----- SOURCE MATERIAL

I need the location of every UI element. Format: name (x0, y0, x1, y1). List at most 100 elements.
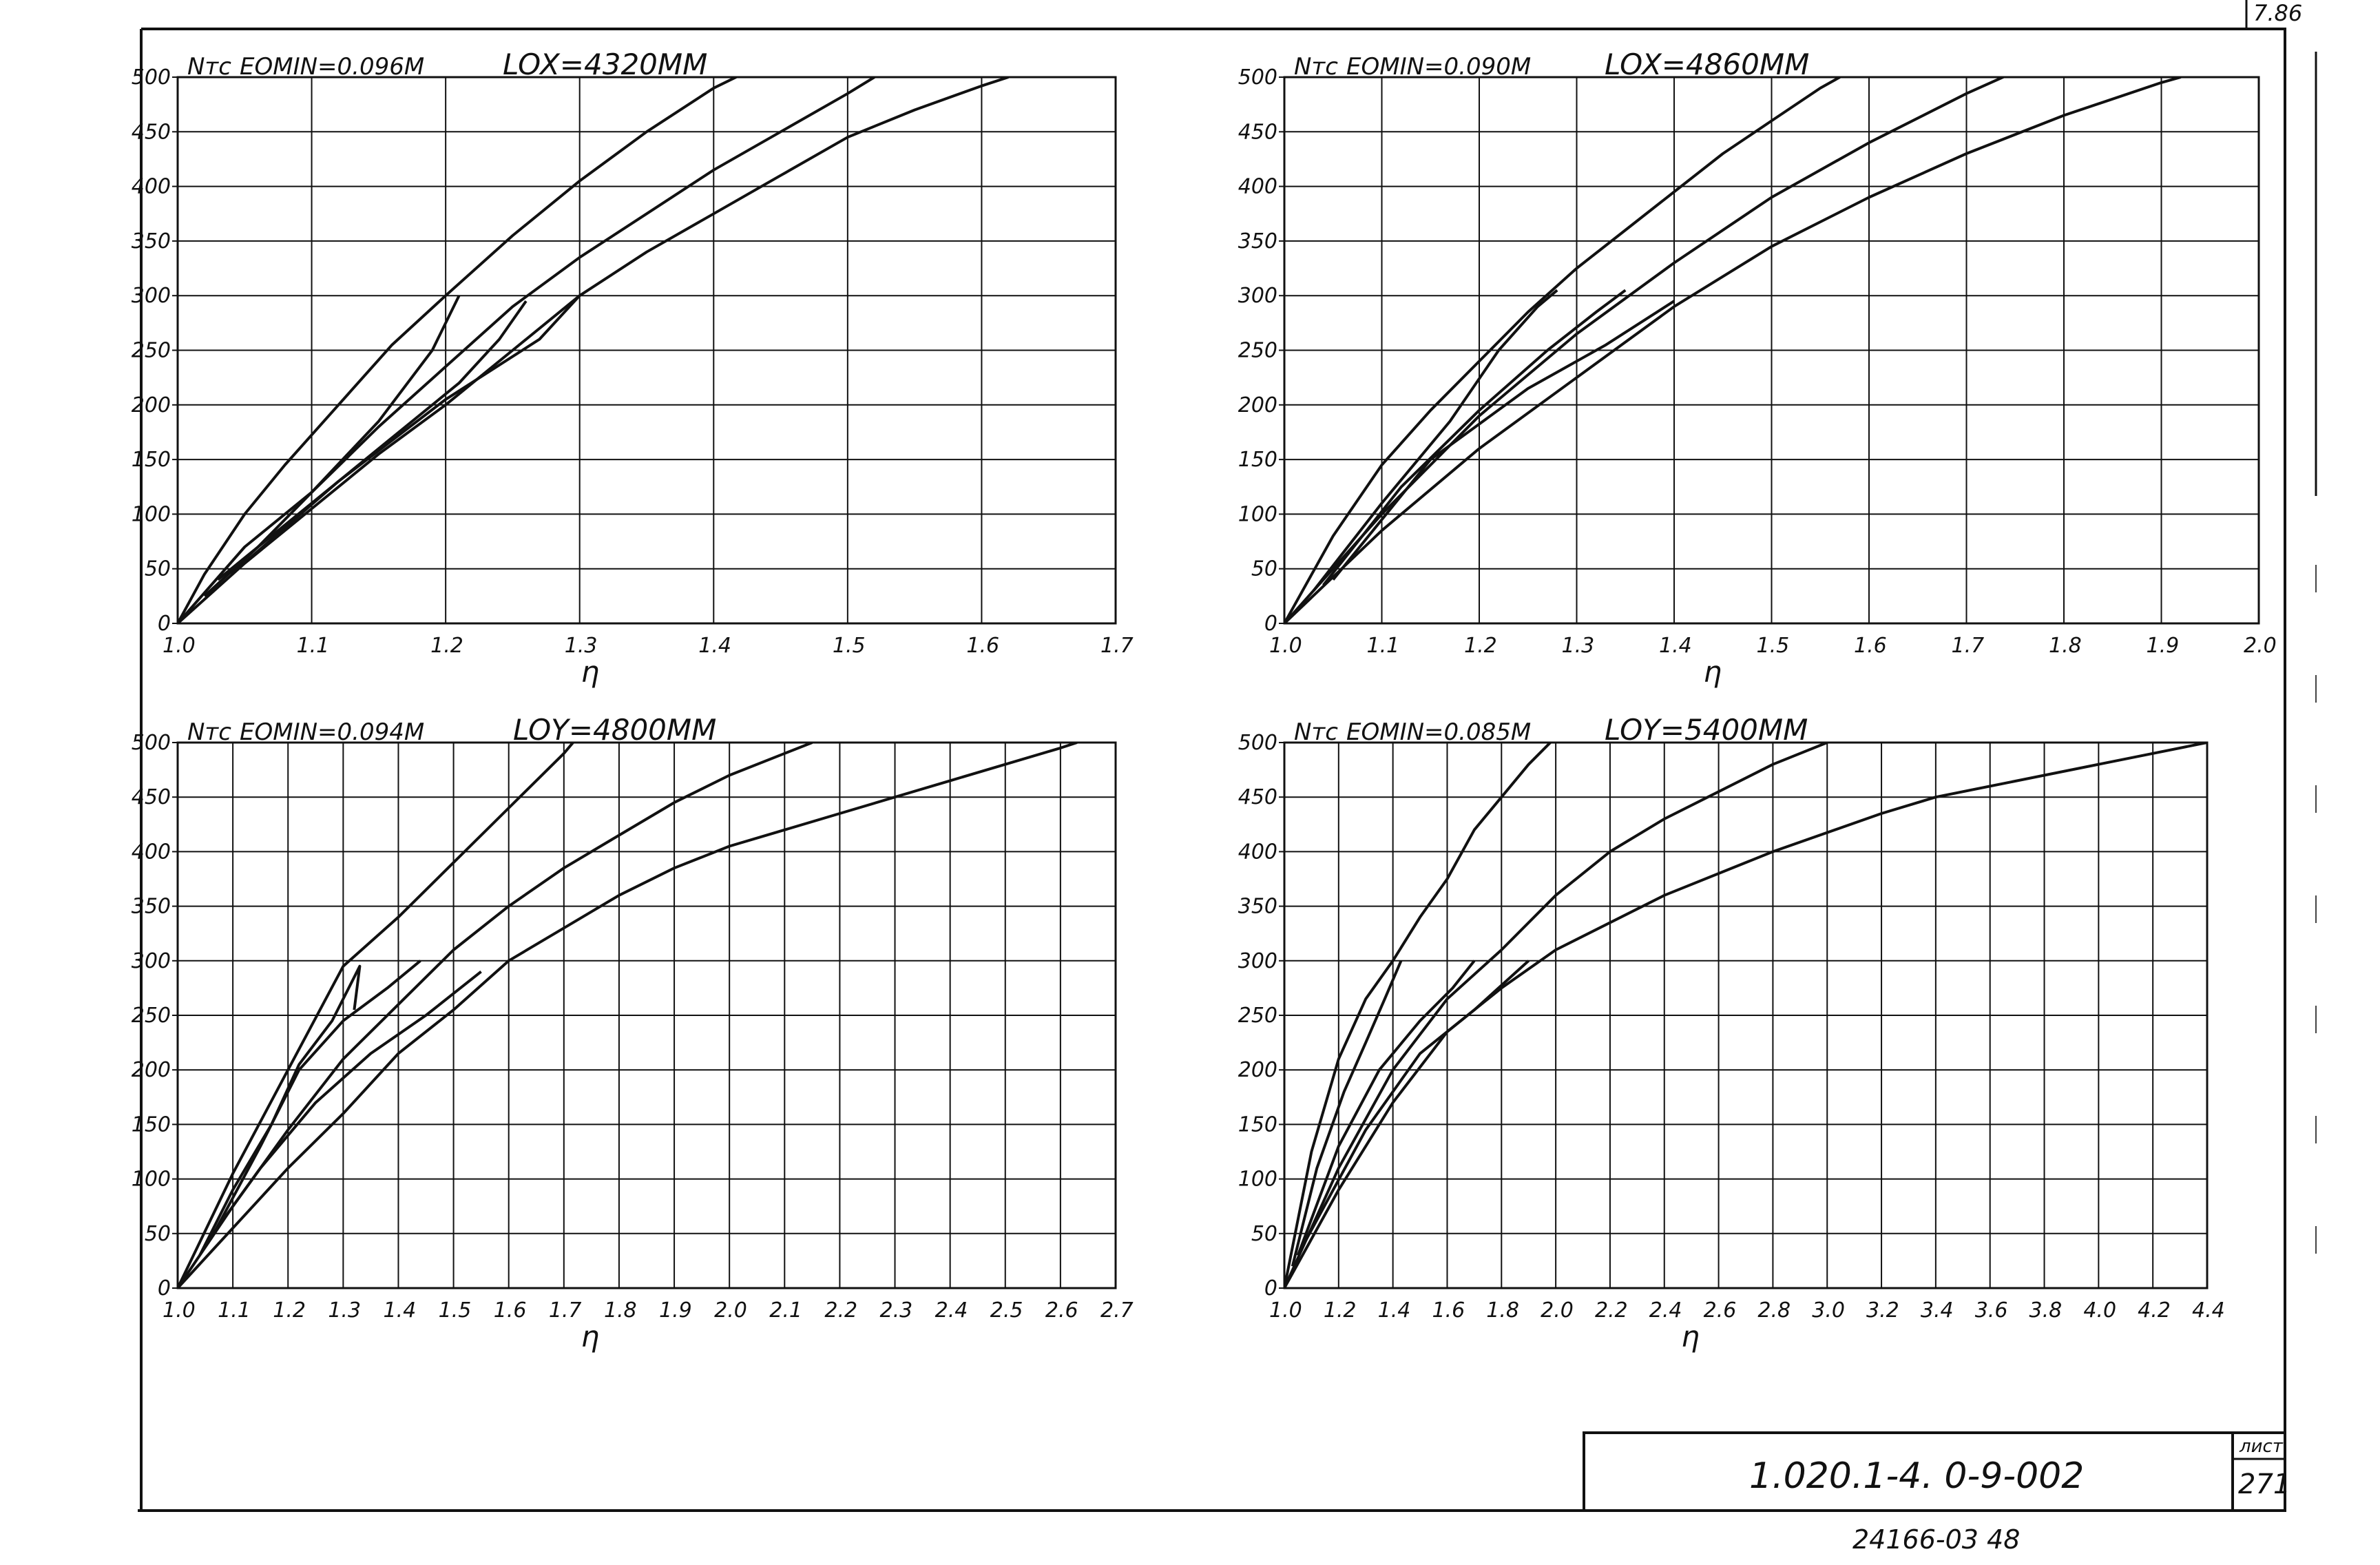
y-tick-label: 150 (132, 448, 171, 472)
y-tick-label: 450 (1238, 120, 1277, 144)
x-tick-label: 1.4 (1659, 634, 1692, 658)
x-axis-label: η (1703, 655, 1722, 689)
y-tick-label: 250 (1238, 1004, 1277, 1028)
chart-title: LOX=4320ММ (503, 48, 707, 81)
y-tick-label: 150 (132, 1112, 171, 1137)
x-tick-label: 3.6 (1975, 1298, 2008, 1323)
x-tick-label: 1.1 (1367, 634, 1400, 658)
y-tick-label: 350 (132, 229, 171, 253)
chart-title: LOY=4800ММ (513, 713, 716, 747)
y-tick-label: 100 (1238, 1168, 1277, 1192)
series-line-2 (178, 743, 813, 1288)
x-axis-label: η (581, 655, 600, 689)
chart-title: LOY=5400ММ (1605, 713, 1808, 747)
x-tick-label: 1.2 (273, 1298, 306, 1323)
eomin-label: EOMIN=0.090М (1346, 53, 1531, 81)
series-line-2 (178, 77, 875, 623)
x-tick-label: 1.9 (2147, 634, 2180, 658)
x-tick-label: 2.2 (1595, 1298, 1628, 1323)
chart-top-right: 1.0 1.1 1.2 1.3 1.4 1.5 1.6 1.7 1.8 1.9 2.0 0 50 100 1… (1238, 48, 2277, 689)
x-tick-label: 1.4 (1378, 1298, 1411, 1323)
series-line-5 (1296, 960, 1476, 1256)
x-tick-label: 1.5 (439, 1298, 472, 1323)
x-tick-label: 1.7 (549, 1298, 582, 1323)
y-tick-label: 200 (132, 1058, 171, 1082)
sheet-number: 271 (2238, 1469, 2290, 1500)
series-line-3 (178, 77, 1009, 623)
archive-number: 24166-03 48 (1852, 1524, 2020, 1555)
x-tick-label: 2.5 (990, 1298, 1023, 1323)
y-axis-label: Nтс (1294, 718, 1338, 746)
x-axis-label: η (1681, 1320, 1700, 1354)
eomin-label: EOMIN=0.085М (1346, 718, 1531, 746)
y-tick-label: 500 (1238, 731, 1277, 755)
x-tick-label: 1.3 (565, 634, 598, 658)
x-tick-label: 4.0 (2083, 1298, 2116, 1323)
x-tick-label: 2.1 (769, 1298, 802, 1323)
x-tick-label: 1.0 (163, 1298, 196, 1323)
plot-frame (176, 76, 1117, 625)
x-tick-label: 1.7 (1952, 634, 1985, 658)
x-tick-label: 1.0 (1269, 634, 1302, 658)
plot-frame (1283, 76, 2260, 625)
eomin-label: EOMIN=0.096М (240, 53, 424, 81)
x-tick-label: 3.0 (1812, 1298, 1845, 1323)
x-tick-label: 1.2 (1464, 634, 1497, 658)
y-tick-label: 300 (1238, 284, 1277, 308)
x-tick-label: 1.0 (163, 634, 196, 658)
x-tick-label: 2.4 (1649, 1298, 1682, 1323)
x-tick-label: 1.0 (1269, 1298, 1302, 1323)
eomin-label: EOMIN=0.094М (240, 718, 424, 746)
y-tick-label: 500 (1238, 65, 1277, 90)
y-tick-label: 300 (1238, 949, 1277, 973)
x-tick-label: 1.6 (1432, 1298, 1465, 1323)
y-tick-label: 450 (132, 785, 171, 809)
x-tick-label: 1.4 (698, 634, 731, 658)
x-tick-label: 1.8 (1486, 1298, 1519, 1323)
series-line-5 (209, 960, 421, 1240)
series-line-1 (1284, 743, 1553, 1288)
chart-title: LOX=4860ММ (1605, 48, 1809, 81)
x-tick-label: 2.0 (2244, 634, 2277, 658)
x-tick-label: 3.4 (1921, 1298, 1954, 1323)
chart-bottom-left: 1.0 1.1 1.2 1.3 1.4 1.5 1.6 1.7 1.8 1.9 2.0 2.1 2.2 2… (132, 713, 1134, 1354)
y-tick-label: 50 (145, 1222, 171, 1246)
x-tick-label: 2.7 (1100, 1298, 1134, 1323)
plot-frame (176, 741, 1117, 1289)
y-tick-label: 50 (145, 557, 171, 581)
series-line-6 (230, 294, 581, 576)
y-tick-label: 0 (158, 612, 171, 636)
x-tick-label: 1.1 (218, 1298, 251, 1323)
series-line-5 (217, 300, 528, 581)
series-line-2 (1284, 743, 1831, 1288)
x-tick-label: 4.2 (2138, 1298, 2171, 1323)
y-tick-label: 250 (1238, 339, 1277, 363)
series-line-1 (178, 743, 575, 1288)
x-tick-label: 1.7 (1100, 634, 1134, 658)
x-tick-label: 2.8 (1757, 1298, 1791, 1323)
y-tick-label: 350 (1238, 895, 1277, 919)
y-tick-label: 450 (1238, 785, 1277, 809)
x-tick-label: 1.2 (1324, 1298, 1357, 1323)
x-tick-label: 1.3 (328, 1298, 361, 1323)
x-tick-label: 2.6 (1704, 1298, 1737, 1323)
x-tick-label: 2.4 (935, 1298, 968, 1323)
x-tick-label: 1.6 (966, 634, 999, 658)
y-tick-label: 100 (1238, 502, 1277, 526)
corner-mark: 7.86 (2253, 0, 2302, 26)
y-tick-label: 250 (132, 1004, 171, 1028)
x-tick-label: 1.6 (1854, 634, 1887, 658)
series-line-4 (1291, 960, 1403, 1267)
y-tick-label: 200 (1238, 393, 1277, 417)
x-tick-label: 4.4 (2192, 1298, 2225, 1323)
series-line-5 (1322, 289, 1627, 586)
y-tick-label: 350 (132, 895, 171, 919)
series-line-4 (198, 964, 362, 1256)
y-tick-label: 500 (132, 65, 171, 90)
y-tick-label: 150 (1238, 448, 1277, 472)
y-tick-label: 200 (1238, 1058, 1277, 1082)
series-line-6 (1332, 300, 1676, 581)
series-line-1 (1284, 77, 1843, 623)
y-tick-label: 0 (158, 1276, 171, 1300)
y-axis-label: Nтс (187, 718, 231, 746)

----------

TASK OBJECTIVE: Rewrite every line of the material above as a Markdown table with the columns Row and Line, numbering the rows and skipping blank lines. Leave the pictures out of the table.

COMPLETE ANSWER:
| Row | Line |
|---|---|
| 1 | I need the location of every UI element. Format: name (x0, y0, x1, y1). List at most 100 elements. |
| 2 | y-tick-label: 150 (132, 448, 171, 472) |
| 3 | y-tick-label: 450 (1238, 120, 1277, 144) |
| 4 | x-tick-label: 1.4 (1659, 634, 1692, 658) |
| 5 | x-axis-label: η (1703, 655, 1722, 689) |
| 6 | y-tick-label: 250 (1238, 1004, 1277, 1028) |
| 7 | chart-title: LOX=4320ММ (503, 48, 707, 81) |
| 8 | y-tick-label: 150 (132, 1112, 171, 1137) |
| 9 | x-tick-label: 3.6 (1975, 1298, 2008, 1323) |
| 10 | x-tick-label: 1.1 (1367, 634, 1400, 658) |
| 11 | y-tick-label: 350 (132, 229, 171, 253) |
| 12 | chart-title: LOY=4800ММ (513, 713, 716, 747) |
| 13 | y-tick-label: 100 (1238, 1168, 1277, 1192) |
| 14 | series-line-2 (178, 743, 813, 1288) |
| 15 | x-axis-label: η (581, 655, 600, 689) |
| 16 | chart-title: LOY=5400ММ (1605, 713, 1808, 747) |
| 17 | x-tick-label: 1.2 (273, 1298, 306, 1323) |
| 18 | eomin-label: EOMIN=0.090М (1346, 53, 1531, 81) |
| 19 | series-line-2 (178, 77, 875, 623) |
| 20 | x-tick-label: 1.9 (2147, 634, 2180, 658) |
| 21 | x-tick-label: 2.2 (1595, 1298, 1628, 1323) |
| 22 | chart-top-right: 1.0 1.1 1.2 1.3 1.4 1.5 1.6 1.7 1.8 1.9 2.0 0 50 100 1… (1238, 48, 2277, 689) |
| 23 | x-tick-label: 1.4 (1378, 1298, 1411, 1323) |
| 24 | series-line-5 (1296, 960, 1476, 1256) |
| 25 | x-tick-label: 1.5 (439, 1298, 472, 1323) |
| 26 | x-tick-label: 1.7 (549, 1298, 582, 1323) |
| 27 | y-tick-label: 200 (132, 1058, 171, 1082) |
| 28 | sheet-number: 271 (2238, 1469, 2290, 1500) |
| 29 | series-line-3 (178, 77, 1009, 623) |
| 30 | archive-number: 24166-03 48 (1852, 1524, 2020, 1555) |
| 31 | x-tick-label: 2.5 (990, 1298, 1023, 1323) |
| 32 | y-axis-label: Nтс (1294, 718, 1338, 746) |
| 33 | x-axis-label: η (1681, 1320, 1700, 1354) |
| 34 | eomin-label: EOMIN=0.085М (1346, 718, 1531, 746) |
| 35 | y-tick-label: 500 (1238, 731, 1277, 755) |
| 36 | x-tick-label: 1.3 (565, 634, 598, 658) |
| 37 | x-tick-label: 4.0 (2083, 1298, 2116, 1323) |
| 38 | x-tick-label: 2.1 (769, 1298, 802, 1323) |
| 39 | x-tick-label: 1.0 (163, 1298, 196, 1323) |
| 40 | plot-frame (176, 76, 1117, 625) |
| 41 | x-tick-label: 1.7 (1952, 634, 1985, 658) |
| 42 | x-tick-label: 1.0 (1269, 634, 1302, 658) |
| 43 | plot-frame (1283, 76, 2260, 625) |
| 44 | eomin-label: EOMIN=0.096М (240, 53, 424, 81) |
| 45 | x-tick-label: 3.0 (1812, 1298, 1845, 1323) |
| 46 | x-tick-label: 1.2 (1464, 634, 1497, 658) |
| 47 | y-tick-label: 300 (1238, 284, 1277, 308) |
| 48 | x-tick-label: 1.0 (163, 634, 196, 658) |
| 49 | x-tick-label: 2.4 (1649, 1298, 1682, 1323) |
| 50 | x-tick-label: 1.0 (1269, 1298, 1302, 1323) |
| 51 | eomin-label: EOMIN=0.094М (240, 718, 424, 746) |
| 52 | y-tick-label: 500 (1238, 65, 1277, 90) |
| 53 | y-tick-label: 300 (1238, 949, 1277, 973) |
| 54 | x-tick-label: 1.6 (1432, 1298, 1465, 1323) |
| 55 | y-tick-label: 450 (132, 785, 171, 809) |
| 56 | x-tick-label: 1.4 (698, 634, 731, 658) |
| 57 | x-tick-label: 1.8 (1486, 1298, 1519, 1323) |
| 58 | series-line-5 (209, 960, 421, 1240) |
| 59 | series-line-1 (1284, 743, 1553, 1288) |
| 60 | chart-title: LOX=4860ММ (1605, 48, 1809, 81) |
| 61 | x-tick-label: 2.0 (2244, 634, 2277, 658) |
| 62 | x-tick-label: 3.4 (1921, 1298, 1954, 1323) |
| 63 | chart-bottom-left: 1.0 1.1 1.2 1.3 1.4 1.5 1.6 1.7 1.8 1.9 2.0 2.1 2.2 2… (132, 713, 1134, 1354) |
| 64 | y-tick-label: 50 (145, 1222, 171, 1246) |
| 65 | x-tick-label: 2.7 (1100, 1298, 1134, 1323) |
| 66 | plot-frame (176, 741, 1117, 1289) |
| 67 | y-tick-label: 50 (145, 557, 171, 581) |
| 68 | series-line-6 (230, 294, 581, 576) |
| 69 | y-tick-label: 0 (158, 612, 171, 636) |
| 70 | x-tick-label: 1.1 (218, 1298, 251, 1323) |
| 71 | series-line-5 (217, 300, 528, 581) |
| 72 | series-line-2 (1284, 743, 1831, 1288) |
| 73 | x-tick-label: 4.2 (2138, 1298, 2171, 1323) |
| 74 | y-tick-label: 250 (1238, 339, 1277, 363) |
| 75 | series-line-1 (178, 743, 575, 1288) |
| 76 | x-tick-label: 1.7 (1100, 634, 1134, 658) |
| 77 | x-tick-label: 2.8 (1757, 1298, 1791, 1323) |
| 78 | y-tick-label: 350 (1238, 895, 1277, 919) |
| 79 | y-tick-label: 450 (1238, 785, 1277, 809) |
| 80 | x-tick-label: 1.2 (1324, 1298, 1357, 1323) |
| 81 | x-tick-label: 1.3 (328, 1298, 361, 1323) |
| 82 | x-tick-label: 2.6 (1704, 1298, 1737, 1323) |
| 83 | x-tick-label: 2.4 (935, 1298, 968, 1323) |
| 84 | x-tick-label: 1.6 (966, 634, 999, 658) |
| 85 | y-tick-label: 100 (1238, 502, 1277, 526) |
| 86 | corner-mark: 7.86 (2253, 0, 2302, 26) |
| 87 | y-tick-label: 250 (132, 1004, 171, 1028) |
| 88 | x-tick-label: 1.6 (1854, 634, 1887, 658) |
| 89 | series-line-4 (1291, 960, 1403, 1267) |
| 90 | y-tick-label: 200 (1238, 393, 1277, 417) |
| 91 | x-tick-label: 4.4 (2192, 1298, 2225, 1323) |
| 92 | series-line-5 (1322, 289, 1627, 586) |
| 93 | y-tick-label: 350 (132, 895, 171, 919) |
| 94 | series-line-4 (198, 964, 362, 1256) |
| 95 | y-tick-label: 500 (132, 65, 171, 90) |
| 96 | y-tick-label: 150 (1238, 448, 1277, 472) |
| 97 | y-tick-label: 200 (1238, 1058, 1277, 1082) |
| 98 | series-line-6 (1332, 300, 1676, 581) |
| 99 | series-line-1 (1284, 77, 1843, 623) |
| 100 | y-tick-label: 0 (158, 1276, 171, 1300) |
| 101 | y-axis-label: Nтс (187, 718, 231, 746) |